# Requirement
Drop the pictures; give again exactly the lines from the one holding "Decode this image" through the end of the data.

# Provided data
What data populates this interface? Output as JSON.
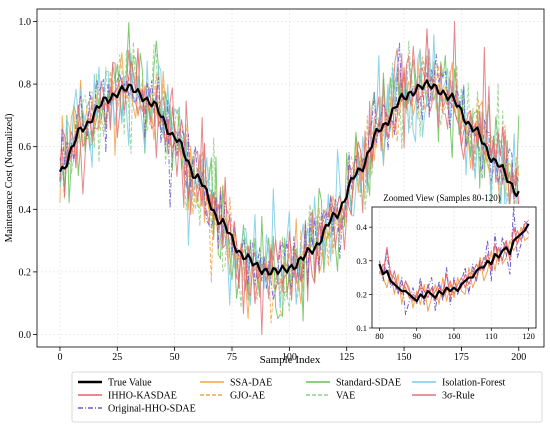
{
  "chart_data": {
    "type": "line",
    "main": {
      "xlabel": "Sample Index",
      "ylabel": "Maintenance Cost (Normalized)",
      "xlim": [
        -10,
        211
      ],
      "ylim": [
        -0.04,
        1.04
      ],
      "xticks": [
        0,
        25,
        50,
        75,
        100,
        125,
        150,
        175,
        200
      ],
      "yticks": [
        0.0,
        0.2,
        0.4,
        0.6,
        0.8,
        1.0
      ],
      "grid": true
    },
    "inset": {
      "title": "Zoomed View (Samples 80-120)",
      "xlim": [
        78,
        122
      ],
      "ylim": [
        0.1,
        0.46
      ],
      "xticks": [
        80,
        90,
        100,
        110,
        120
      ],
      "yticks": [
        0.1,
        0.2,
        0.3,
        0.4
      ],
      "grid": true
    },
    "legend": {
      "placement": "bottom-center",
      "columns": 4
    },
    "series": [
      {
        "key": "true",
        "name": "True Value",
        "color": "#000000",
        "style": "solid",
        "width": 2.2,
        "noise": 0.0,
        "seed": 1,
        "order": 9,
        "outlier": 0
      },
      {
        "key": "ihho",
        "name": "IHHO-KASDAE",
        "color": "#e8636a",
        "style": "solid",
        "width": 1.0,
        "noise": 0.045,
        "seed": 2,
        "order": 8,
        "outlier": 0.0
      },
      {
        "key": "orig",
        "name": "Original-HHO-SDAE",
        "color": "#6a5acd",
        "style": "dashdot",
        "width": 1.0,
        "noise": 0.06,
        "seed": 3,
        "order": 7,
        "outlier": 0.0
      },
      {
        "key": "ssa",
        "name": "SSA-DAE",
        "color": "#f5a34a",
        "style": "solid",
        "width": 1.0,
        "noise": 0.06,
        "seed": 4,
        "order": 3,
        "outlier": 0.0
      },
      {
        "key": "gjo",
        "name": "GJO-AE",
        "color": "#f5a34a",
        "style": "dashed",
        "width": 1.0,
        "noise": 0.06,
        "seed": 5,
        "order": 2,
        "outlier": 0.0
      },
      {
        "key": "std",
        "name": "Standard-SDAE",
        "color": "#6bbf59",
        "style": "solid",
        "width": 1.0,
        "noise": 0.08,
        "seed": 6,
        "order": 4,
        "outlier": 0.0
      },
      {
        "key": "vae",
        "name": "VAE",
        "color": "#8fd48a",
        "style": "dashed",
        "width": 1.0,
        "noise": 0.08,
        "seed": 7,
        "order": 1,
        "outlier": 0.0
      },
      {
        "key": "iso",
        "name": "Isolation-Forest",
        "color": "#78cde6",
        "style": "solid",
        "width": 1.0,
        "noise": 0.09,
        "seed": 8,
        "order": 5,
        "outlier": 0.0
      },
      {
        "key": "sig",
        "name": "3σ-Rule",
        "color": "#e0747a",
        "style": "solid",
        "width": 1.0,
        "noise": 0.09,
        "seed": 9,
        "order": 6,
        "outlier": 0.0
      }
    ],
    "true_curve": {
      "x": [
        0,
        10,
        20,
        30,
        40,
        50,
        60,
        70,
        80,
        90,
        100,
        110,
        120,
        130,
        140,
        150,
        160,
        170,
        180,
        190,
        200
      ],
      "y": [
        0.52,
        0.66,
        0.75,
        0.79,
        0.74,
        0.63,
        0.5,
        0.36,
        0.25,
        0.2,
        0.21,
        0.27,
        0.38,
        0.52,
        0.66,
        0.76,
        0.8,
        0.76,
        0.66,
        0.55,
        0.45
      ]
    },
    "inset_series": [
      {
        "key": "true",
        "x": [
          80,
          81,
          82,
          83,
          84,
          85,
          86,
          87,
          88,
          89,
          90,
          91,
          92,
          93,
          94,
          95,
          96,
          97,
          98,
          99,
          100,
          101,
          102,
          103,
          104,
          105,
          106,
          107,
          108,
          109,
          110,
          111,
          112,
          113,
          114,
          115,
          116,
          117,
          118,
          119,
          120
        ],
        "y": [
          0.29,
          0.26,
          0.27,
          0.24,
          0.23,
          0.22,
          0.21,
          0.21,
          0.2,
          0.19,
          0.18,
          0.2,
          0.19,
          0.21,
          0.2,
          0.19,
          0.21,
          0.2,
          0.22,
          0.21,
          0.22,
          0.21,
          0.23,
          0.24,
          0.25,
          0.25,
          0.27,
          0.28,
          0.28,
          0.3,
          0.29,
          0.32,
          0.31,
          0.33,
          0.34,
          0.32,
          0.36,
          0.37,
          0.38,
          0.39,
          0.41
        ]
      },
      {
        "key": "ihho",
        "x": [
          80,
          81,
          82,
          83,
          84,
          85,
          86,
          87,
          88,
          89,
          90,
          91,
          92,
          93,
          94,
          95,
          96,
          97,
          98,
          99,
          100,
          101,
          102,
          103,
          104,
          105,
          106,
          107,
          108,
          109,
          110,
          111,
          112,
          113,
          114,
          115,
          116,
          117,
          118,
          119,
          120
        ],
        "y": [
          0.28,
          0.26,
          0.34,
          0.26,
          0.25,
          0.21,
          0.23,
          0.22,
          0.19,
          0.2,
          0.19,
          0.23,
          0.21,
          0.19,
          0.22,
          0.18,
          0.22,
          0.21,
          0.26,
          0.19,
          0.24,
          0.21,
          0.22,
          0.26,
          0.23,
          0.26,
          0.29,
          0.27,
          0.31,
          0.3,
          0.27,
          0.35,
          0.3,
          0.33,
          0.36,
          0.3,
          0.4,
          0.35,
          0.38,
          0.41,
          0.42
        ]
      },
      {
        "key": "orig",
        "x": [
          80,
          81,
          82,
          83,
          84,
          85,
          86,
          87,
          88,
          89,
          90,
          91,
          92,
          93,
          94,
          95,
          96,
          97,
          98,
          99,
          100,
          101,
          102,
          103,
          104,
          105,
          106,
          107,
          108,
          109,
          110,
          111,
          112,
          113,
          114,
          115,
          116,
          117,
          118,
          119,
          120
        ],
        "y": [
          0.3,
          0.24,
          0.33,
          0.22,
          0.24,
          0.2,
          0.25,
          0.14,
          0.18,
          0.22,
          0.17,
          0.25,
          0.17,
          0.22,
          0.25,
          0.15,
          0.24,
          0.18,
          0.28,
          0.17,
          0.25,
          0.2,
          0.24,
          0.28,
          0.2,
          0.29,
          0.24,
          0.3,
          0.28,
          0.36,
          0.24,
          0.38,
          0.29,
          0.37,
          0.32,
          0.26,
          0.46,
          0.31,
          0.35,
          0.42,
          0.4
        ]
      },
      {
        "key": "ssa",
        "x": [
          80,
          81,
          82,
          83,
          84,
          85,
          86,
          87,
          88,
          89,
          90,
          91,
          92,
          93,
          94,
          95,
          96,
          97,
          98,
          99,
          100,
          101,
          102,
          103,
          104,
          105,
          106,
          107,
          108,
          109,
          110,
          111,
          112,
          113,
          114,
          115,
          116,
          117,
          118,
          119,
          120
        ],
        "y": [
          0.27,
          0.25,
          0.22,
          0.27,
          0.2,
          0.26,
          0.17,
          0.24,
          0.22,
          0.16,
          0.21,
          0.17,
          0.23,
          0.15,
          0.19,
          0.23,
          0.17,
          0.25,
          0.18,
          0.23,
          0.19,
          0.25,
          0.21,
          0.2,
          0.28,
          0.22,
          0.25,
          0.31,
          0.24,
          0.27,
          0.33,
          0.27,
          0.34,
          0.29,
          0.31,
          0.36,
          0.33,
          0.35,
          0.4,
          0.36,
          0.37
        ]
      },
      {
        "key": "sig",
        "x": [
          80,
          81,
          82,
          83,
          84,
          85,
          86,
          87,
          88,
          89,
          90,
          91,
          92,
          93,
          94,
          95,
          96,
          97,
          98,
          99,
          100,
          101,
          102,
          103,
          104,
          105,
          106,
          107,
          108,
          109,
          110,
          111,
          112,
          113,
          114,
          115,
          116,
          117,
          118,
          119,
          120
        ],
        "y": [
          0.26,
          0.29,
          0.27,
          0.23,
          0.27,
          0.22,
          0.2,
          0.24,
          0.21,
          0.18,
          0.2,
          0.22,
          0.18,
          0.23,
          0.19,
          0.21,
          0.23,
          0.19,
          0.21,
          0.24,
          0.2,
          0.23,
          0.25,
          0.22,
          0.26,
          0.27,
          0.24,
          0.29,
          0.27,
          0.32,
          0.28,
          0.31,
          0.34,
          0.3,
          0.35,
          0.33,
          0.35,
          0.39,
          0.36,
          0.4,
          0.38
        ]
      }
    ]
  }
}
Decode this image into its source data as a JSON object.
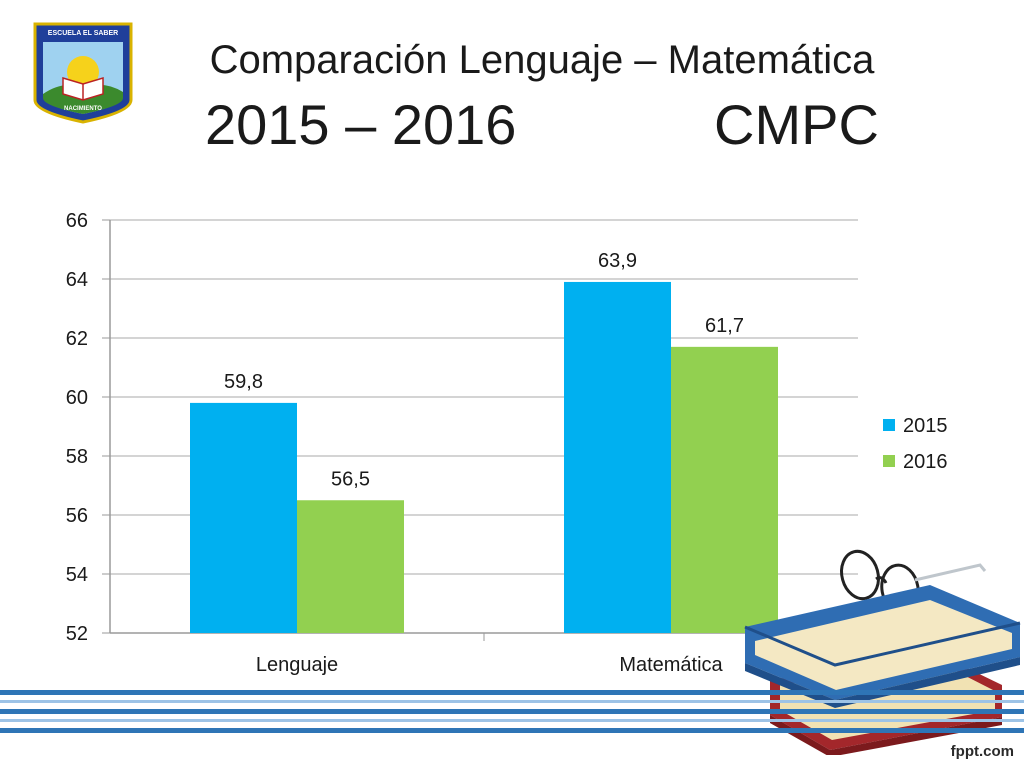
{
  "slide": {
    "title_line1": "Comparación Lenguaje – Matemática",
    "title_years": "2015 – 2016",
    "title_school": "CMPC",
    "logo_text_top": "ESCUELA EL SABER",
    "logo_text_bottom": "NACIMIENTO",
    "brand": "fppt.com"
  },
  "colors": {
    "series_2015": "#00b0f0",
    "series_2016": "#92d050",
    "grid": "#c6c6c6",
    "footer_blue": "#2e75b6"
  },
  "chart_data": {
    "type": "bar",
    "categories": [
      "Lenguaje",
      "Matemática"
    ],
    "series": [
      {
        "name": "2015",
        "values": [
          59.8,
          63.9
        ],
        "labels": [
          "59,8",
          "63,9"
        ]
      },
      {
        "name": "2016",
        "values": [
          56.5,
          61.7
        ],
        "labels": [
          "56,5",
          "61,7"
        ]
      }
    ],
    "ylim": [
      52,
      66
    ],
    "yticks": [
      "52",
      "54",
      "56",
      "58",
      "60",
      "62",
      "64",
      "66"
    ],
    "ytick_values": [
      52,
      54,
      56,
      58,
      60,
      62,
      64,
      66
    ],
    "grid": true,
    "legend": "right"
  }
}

# Complete response
Decode this image into its source data as a JSON object.
{
  "slide": {
    "title_line1": "Comparación Lenguaje – Matemática",
    "title_years": "2015 – 2016",
    "title_school": "CMPC",
    "logo_text_top": "ESCUELA EL SABER",
    "logo_text_bottom": "NACIMIENTO",
    "brand": "fppt.com"
  },
  "colors": {
    "series_2015": "#00b0f0",
    "series_2016": "#92d050",
    "grid": "#c6c6c6",
    "footer_blue": "#2e75b6"
  },
  "chart_data": {
    "type": "bar",
    "categories": [
      "Lenguaje",
      "Matemática"
    ],
    "series": [
      {
        "name": "2015",
        "values": [
          59.8,
          63.9
        ],
        "labels": [
          "59,8",
          "63,9"
        ]
      },
      {
        "name": "2016",
        "values": [
          56.5,
          61.7
        ],
        "labels": [
          "56,5",
          "61,7"
        ]
      }
    ],
    "ylim": [
      52,
      66
    ],
    "yticks": [
      "52",
      "54",
      "56",
      "58",
      "60",
      "62",
      "64",
      "66"
    ],
    "ytick_values": [
      52,
      54,
      56,
      58,
      60,
      62,
      64,
      66
    ],
    "grid": true,
    "legend": "right"
  }
}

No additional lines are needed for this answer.